• THE DATA:
-=-=-
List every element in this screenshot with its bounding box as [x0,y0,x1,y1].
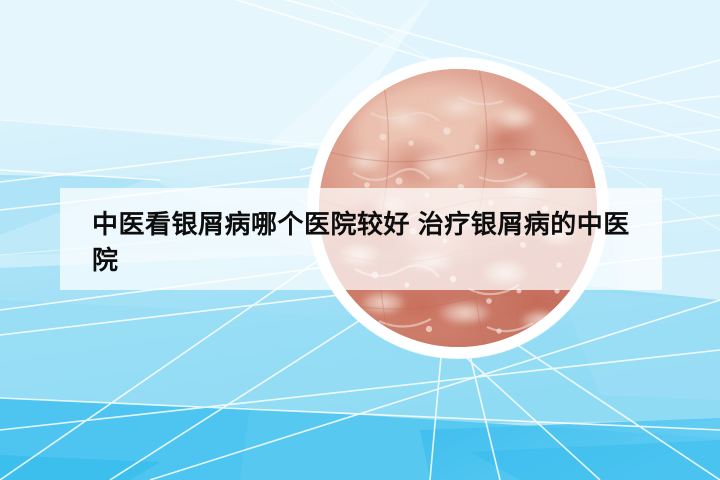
image-canvas: 中医看银屑病哪个医院较好 治疗银屑病的中医院 [0,0,720,480]
page-title: 中医看银屑病哪个医院较好 治疗银屑病的中医院 [92,206,640,278]
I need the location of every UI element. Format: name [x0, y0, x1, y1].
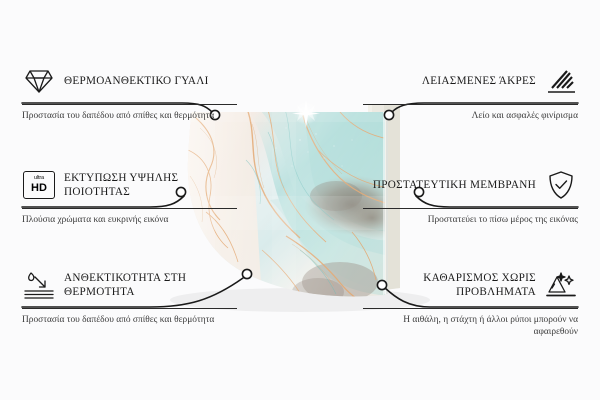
feature-polished-edges: ΛΕΙΑΣΜΕΝΕΣ ΆΚΡΕΣ Λείο και ασφαλές φινίρι…: [363, 62, 578, 122]
feature-heat-resistant-glass: ΘΕΡΜΟΑΝΘΕΚΤΙΚΟ ΓΥΑΛΙ Προστασία του δαπέδ…: [22, 62, 237, 122]
divider: [363, 308, 578, 309]
feature-description: Η αιθάλη, η στάχτη ή άλλοι ρύποι μπορούν…: [363, 314, 578, 339]
feature-high-quality-print: ultra HD ΕΚΤΥΠΩΣΗ ΥΨΗΛΗΣ ΠΟΙΟΤΗΤΑΣ Πλούσ…: [22, 166, 237, 226]
feature-title: ΑΝΘΕΚΤΙΚΟΤΗΤΑ ΣΤΗ ΘΕΡΜΟΤΗΤΑ: [64, 271, 237, 299]
polished-edges-icon: [544, 65, 578, 97]
feature-title: ΘΕΡΜΟΑΝΘΕΚΤΙΚΟ ΓΥΑΛΙ: [64, 74, 209, 88]
diamond-icon: [22, 65, 56, 97]
feature-heat-durability: ΑΝΘΕΚΤΙΚΟΤΗΤΑ ΣΤΗ ΘΕΡΜΟΤΗΤΑ Προστασία το…: [22, 266, 237, 326]
feature-title: ΛΕΙΑΣΜΕΝΕΣ ΆΚΡΕΣ: [422, 74, 536, 88]
heat-deflection-icon: [22, 269, 56, 301]
easy-clean-icon: [544, 269, 578, 301]
divider: [22, 104, 237, 105]
feature-title: ΠΡΟΣΤΑΤΕΥΤΙΚΗ ΜΕΜΒΡΑΝΗ: [373, 178, 536, 192]
ultra-hd-icon-bottom: HD: [31, 183, 47, 194]
feature-description: Πλούσια χρώματα και ευκρινής εικόνα: [22, 214, 237, 226]
feature-description: Προστατεύει το πίσω μέρος της εικόνας: [363, 214, 578, 226]
divider: [22, 308, 237, 309]
infographic-canvas: ΘΕΡΜΟΑΝΘΕΚΤΙΚΟ ΓΥΑΛΙ Προστασία του δαπέδ…: [0, 0, 600, 400]
ultra-hd-icon: ultra HD: [22, 169, 56, 201]
feature-description: Προστασία του δαπέδου από σπίθες και θερ…: [22, 110, 237, 122]
feature-title: ΚΑΘΑΡΙΣΜΟΣ ΧΩΡΙΣ ΠΡΟΒΛΗΜΑΤΑ: [363, 271, 536, 299]
feature-description: Προστασία του δαπέδου από σπίθες και θερ…: [22, 314, 237, 326]
feature-description: Λείο και ασφαλές φινίρισμα: [363, 110, 578, 122]
shield-check-icon: [544, 169, 578, 201]
ultra-hd-icon-top: ultra: [34, 176, 44, 181]
feature-title: ΕΚΤΥΠΩΣΗ ΥΨΗΛΗΣ ΠΟΙΟΤΗΤΑΣ: [64, 171, 237, 199]
divider: [363, 208, 578, 209]
feature-protective-membrane: ΠΡΟΣΤΑΤΕΥΤΙΚΗ ΜΕΜΒΡΑΝΗ Προστατεύει το πί…: [363, 166, 578, 226]
feature-easy-cleaning: ΚΑΘΑΡΙΣΜΟΣ ΧΩΡΙΣ ΠΡΟΒΛΗΜΑΤΑ Η αιθάλη, η …: [363, 266, 578, 339]
divider: [363, 104, 578, 105]
divider: [22, 208, 237, 209]
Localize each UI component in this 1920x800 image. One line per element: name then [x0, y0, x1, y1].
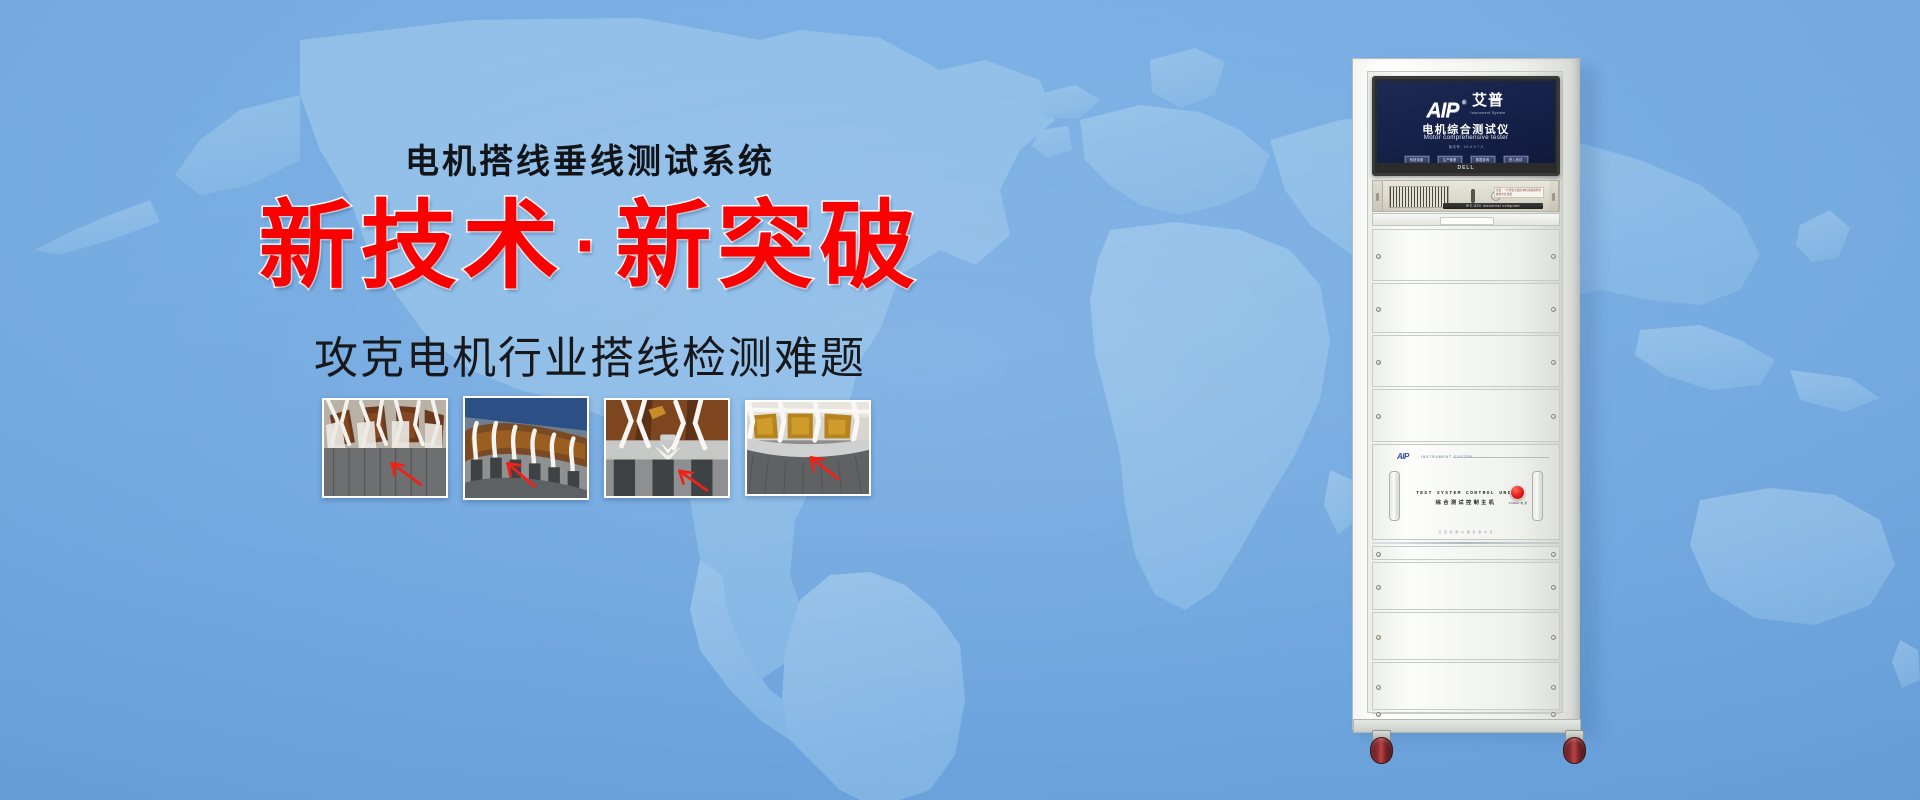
registered-icon: ® — [1462, 100, 1465, 106]
power-button[interactable] — [1510, 485, 1525, 500]
ipc-rack-ear-left — [1373, 181, 1383, 211]
test-system-control-unit: AIP INSTRUMENT SYSTEM TEST SYSTEM CONTRO… — [1372, 444, 1560, 540]
rack-separator-1 — [1372, 542, 1560, 544]
aip-logo-subtitle: Instrument System — [1470, 111, 1505, 115]
screen-button-start-test[interactable]: 进入测试 — [1503, 155, 1529, 163]
manufacturer-footer: 艾 普 智 能 仪 器 有 限 公 司 — [1373, 530, 1559, 534]
ipc-warning-label: 注意：一户型安全使用 本机请按说明书 操作方式 规定 — [1494, 187, 1544, 198]
thumbnail-image-2[interactable] — [463, 396, 589, 500]
screen-button-production[interactable]: 生产管理 — [1437, 155, 1463, 163]
ipc-rack-ear-right — [1549, 181, 1559, 211]
cabinet-frame: AIP®艾普Instrument System 电机综合测试仪 Motor co… — [1352, 58, 1580, 730]
control-unit-handle-left[interactable] — [1389, 471, 1400, 521]
panel-hairline — [1453, 457, 1549, 458]
rack-blank-panel-6 — [1372, 562, 1560, 610]
thumbnail-image-1[interactable] — [322, 398, 448, 498]
page-title: 新技术·新突破 — [0, 195, 1180, 299]
aip-mark: AIP — [1397, 452, 1409, 461]
aip-logo-text: AIP® — [1426, 99, 1458, 123]
ipc-drive-slot[interactable] — [1471, 189, 1475, 203]
promo-banner: 电机搭线垂线测试系统 新技术·新突破 攻克电机行业搭线检测难题 — [0, 0, 1920, 800]
monitor: AIP®艾普Instrument System 电机综合测试仪 Motor co… — [1372, 76, 1560, 176]
ipc-model-label: IPC-620 Industrial computer — [1443, 203, 1543, 209]
thumbnail-strip — [0, 398, 1180, 500]
rack-blank-panel-9 — [1372, 712, 1560, 714]
ventilation-grille-icon — [1389, 186, 1449, 208]
cabinet-rack: AIP®艾普Instrument System 电机综合测试仪 Motor co… — [1367, 71, 1563, 713]
caster-wheel-icon-left — [1370, 737, 1393, 764]
thumbnail-image-4[interactable] — [745, 400, 871, 496]
rack-blank-panel-1 — [1372, 229, 1560, 281]
caster-wheel-icon-right — [1563, 737, 1586, 764]
product-name-en: Motor comprehensive tester — [1377, 134, 1555, 141]
power-button-group: POWER 电 源 — [1509, 485, 1527, 505]
headline-separator-dot: · — [565, 206, 616, 286]
rack-blank-panel-3 — [1372, 335, 1560, 387]
industrial-computer: AC 注意：一户型安全使用 本机请按说明书 操作方式 规定 IPC-620 In… — [1372, 180, 1560, 212]
control-unit-title-cn: 综合测试控制主机 — [1373, 499, 1559, 506]
control-unit-title-en: TEST SYSTEM CONTROL UNIT — [1373, 491, 1559, 496]
software-version: 版本号：V4.0.0.7.0 — [1377, 144, 1555, 149]
power-button-label: POWER 电 源 — [1509, 501, 1527, 505]
keyboard-drawer[interactable] — [1372, 213, 1560, 226]
monitor-brand-label: DELL — [1375, 163, 1557, 173]
caster-wheel-left — [1370, 730, 1391, 764]
headline-right: 新突破 — [615, 193, 921, 300]
banner-copy: 电机搭线垂线测试系统 新技术·新突破 攻克电机行业搭线检测难题 — [0, 0, 1180, 800]
rack-blank-panel-2 — [1372, 283, 1560, 333]
screen-logo: AIP®艾普Instrument System — [1377, 92, 1555, 123]
screen-button-system-settings[interactable]: 系统设置 — [1404, 155, 1430, 163]
control-unit-handle-right[interactable] — [1532, 471, 1543, 521]
screen-button-data-query[interactable]: 数据查询 — [1470, 155, 1496, 163]
caster-wheel-right — [1563, 730, 1584, 764]
subtitle: 攻克电机行业搭线检测难题 — [0, 322, 1180, 386]
thumbnail-image-3[interactable] — [604, 398, 730, 498]
rack-blank-panel-5 — [1372, 546, 1560, 560]
test-system-cabinet: AIP®艾普Instrument System 电机综合测试仪 Motor co… — [1352, 58, 1602, 768]
rack-blank-panel-7 — [1372, 612, 1560, 660]
aip-logo-chinese: 艾普Instrument System — [1470, 89, 1505, 115]
ipc-front-panel: AC 注意：一户型安全使用 本机请按说明书 操作方式 规定 IPC-620 In… — [1383, 181, 1549, 211]
monitor-screen[interactable]: AIP®艾普Instrument System 电机综合测试仪 Motor co… — [1377, 81, 1555, 163]
screen-button-row: 系统设置 生产管理 数据查询 进入测试 — [1377, 155, 1555, 163]
rack-blank-panel-8 — [1372, 662, 1560, 710]
eyebrow-title: 电机搭线垂线测试系统 — [0, 134, 1180, 183]
rack-blank-panel-4 — [1372, 389, 1560, 442]
headline-left: 新技术 — [259, 193, 565, 300]
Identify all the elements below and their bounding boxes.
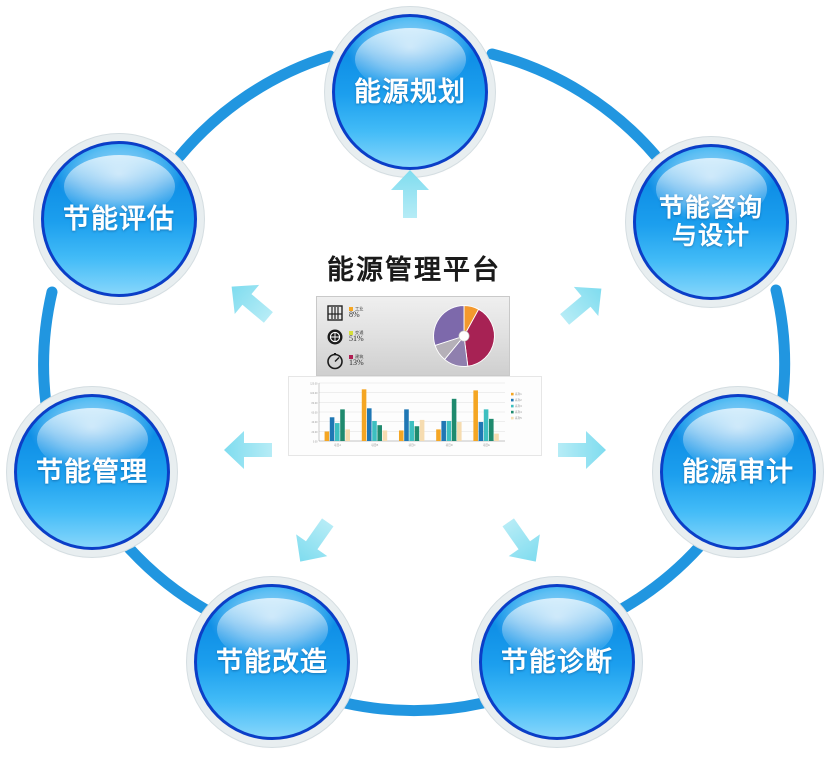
node-saving-management[interactable]: 节能管理 <box>14 394 170 550</box>
ring-arc <box>345 703 483 711</box>
pie-chart-area <box>413 297 509 375</box>
node-label-line: 能源规划 <box>354 77 466 107</box>
node-label-line: 节能咨询 <box>659 194 763 222</box>
x-tick-label: 项目B <box>371 443 378 447</box>
node-energy-audit[interactable]: 能源审计 <box>660 394 816 550</box>
legend-swatch <box>511 399 514 402</box>
kpi-row: 建筑13% <box>325 350 413 372</box>
gauge-icon <box>325 351 345 371</box>
x-tick-label: 项目A <box>334 443 341 447</box>
bar <box>479 422 484 441</box>
bar <box>325 432 330 441</box>
building-icon <box>325 303 345 323</box>
bar <box>441 421 446 441</box>
x-tick-label: 项目C <box>408 443 415 447</box>
bar <box>383 430 388 441</box>
legend-label: 系列4 <box>515 410 522 414</box>
arrow-to-energy-audit <box>556 424 608 476</box>
ring-arc <box>620 546 700 610</box>
legend-swatch <box>511 393 514 396</box>
node-label: 节能咨询与设计 <box>655 194 767 250</box>
arrow-glyph <box>556 424 608 476</box>
bar <box>372 421 377 441</box>
bar <box>335 423 340 441</box>
y-tick-label: 80.00 <box>312 402 319 405</box>
kpi-row: 工业8% <box>325 302 413 324</box>
node-saving-retrofit[interactable]: 节能改造 <box>194 584 350 740</box>
legend-label: 系列3 <box>515 404 522 408</box>
bar <box>473 390 478 441</box>
diagram-canvas: 能源规划节能咨询与设计能源审计节能诊断节能改造节能管理节能评估 能源管理平台 工… <box>0 0 828 758</box>
bar <box>409 421 414 441</box>
bar <box>457 422 462 441</box>
pie-chart <box>429 301 499 371</box>
kpi-panel: 工业8%交通51%建筑13% <box>316 296 510 376</box>
arrow-glyph <box>222 424 274 476</box>
bar <box>340 409 345 441</box>
legend-label: 系列1 <box>515 392 522 396</box>
arrow-glyph <box>384 168 436 220</box>
node-label: 节能诊断 <box>497 647 617 677</box>
bar <box>415 426 420 441</box>
node-label: 能源审计 <box>678 457 798 487</box>
kpi-text: 建筑13% <box>349 355 364 368</box>
legend-swatch <box>511 405 514 408</box>
kpi-text: 工业8% <box>349 307 363 320</box>
arrow-to-saving-management <box>222 424 274 476</box>
bar <box>420 420 425 441</box>
bar <box>362 389 367 441</box>
legend-label: 系列2 <box>515 398 522 402</box>
bar <box>452 399 457 441</box>
y-tick-label: 120.00 <box>310 383 318 386</box>
bar-chart: 0.0020.0040.0060.0080.00100.00120.00项目A项… <box>289 377 541 455</box>
center-title: 能源管理平台 <box>0 248 828 287</box>
node-label-line: 节能评估 <box>63 204 175 234</box>
bar <box>330 417 335 441</box>
factory-icon <box>325 327 345 347</box>
node-label-line: 能源审计 <box>682 457 794 487</box>
kpi-value: 51% <box>349 335 364 344</box>
ring-arc <box>180 56 330 156</box>
node-label-line: 节能诊断 <box>501 647 613 677</box>
bar <box>367 408 372 441</box>
y-tick-label: 100.00 <box>310 392 318 395</box>
bar-chart-panel: 0.0020.0040.0060.0080.00100.00120.00项目A项… <box>288 376 542 456</box>
kpi-value: 8% <box>349 311 363 320</box>
legend-swatch <box>511 417 514 420</box>
bar <box>345 429 350 441</box>
x-tick-label: 项目E <box>483 443 490 447</box>
bar <box>447 421 452 441</box>
bar <box>377 425 382 441</box>
node-label: 节能改造 <box>212 647 332 677</box>
kpi-row: 交通51% <box>325 326 413 348</box>
node-saving-diagnosis[interactable]: 节能诊断 <box>479 584 635 740</box>
node-label-line: 与设计 <box>659 222 763 250</box>
node-energy-planning[interactable]: 能源规划 <box>332 14 488 170</box>
ring-arc <box>776 290 785 405</box>
legend-label: 系列5 <box>515 416 522 420</box>
ring-arc <box>492 54 655 155</box>
node-label: 节能评估 <box>59 204 179 234</box>
y-tick-label: 60.00 <box>312 412 319 415</box>
legend-swatch <box>511 411 514 414</box>
y-tick-label: 40.00 <box>312 421 319 424</box>
bar <box>404 409 409 441</box>
bar <box>484 409 489 441</box>
arrow-to-energy-planning <box>384 168 436 220</box>
ring-arc <box>128 547 208 611</box>
node-label-line: 节能改造 <box>216 647 328 677</box>
kpi-value: 13% <box>349 359 364 368</box>
node-label-line: 节能管理 <box>36 457 148 487</box>
gauge-icon <box>325 351 345 371</box>
pie-center-label <box>459 331 469 341</box>
bar <box>489 419 494 441</box>
node-label: 节能管理 <box>32 457 152 487</box>
kpi-legend: 工业8%交通51%建筑13% <box>317 297 413 375</box>
y-tick-label: 20.00 <box>312 431 319 434</box>
x-tick-label: 项目D <box>446 443 453 447</box>
bar <box>436 429 441 441</box>
node-label: 能源规划 <box>350 77 470 107</box>
energy-dashboard-graphic: 工业8%交通51%建筑13% 0.0020.0040.0060.0080.001… <box>288 296 540 476</box>
bar <box>399 430 404 441</box>
ring-arc <box>44 292 52 404</box>
bar <box>494 434 499 441</box>
kpi-text: 交通51% <box>349 331 364 344</box>
y-tick-label: 0.00 <box>313 441 318 444</box>
building-icon <box>325 303 345 323</box>
factory-icon <box>325 327 345 347</box>
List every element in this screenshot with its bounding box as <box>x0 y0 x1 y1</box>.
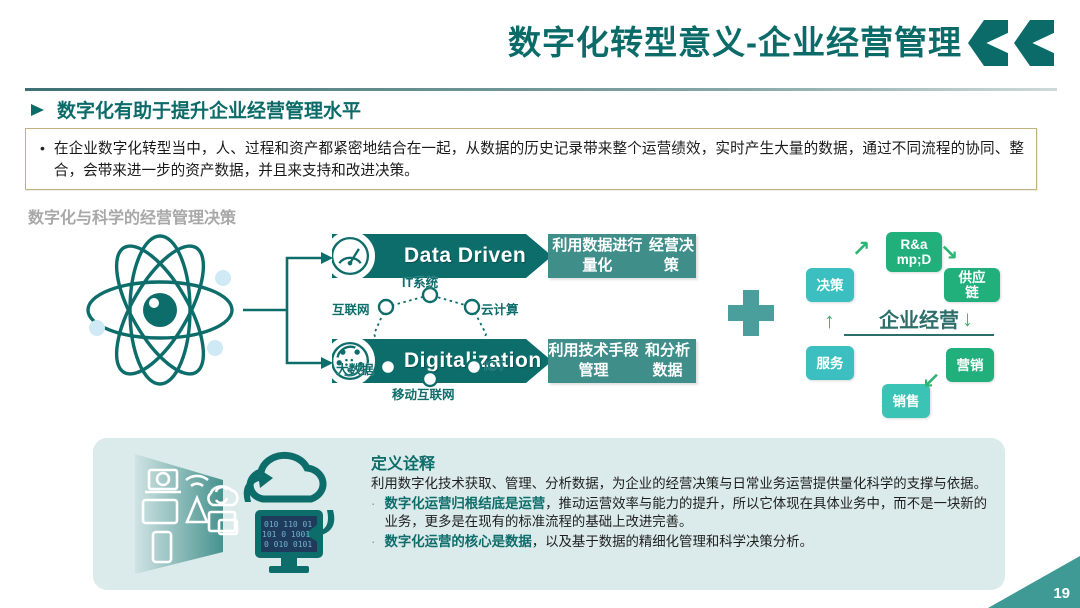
-=-=-
• JOB: Can you print everything from the start of the material down to the line containing "I need the location", both lines included, reproducing each character precisely and leaving the pictures out?

• RESPONSE:
List every element in this screenshot with its bounding box as [x0,y0,x1,y1].
image-canvas: 中医看银屑病哪个医院较好 治疗银屑病的中医院 [0,0,720,480]
page-title: 中医看银屑病哪个医院较好 治疗银屑病的中医院 [92,206,640,278]
I need the location of every UI element. Format: name [x0, y0, x1, y1].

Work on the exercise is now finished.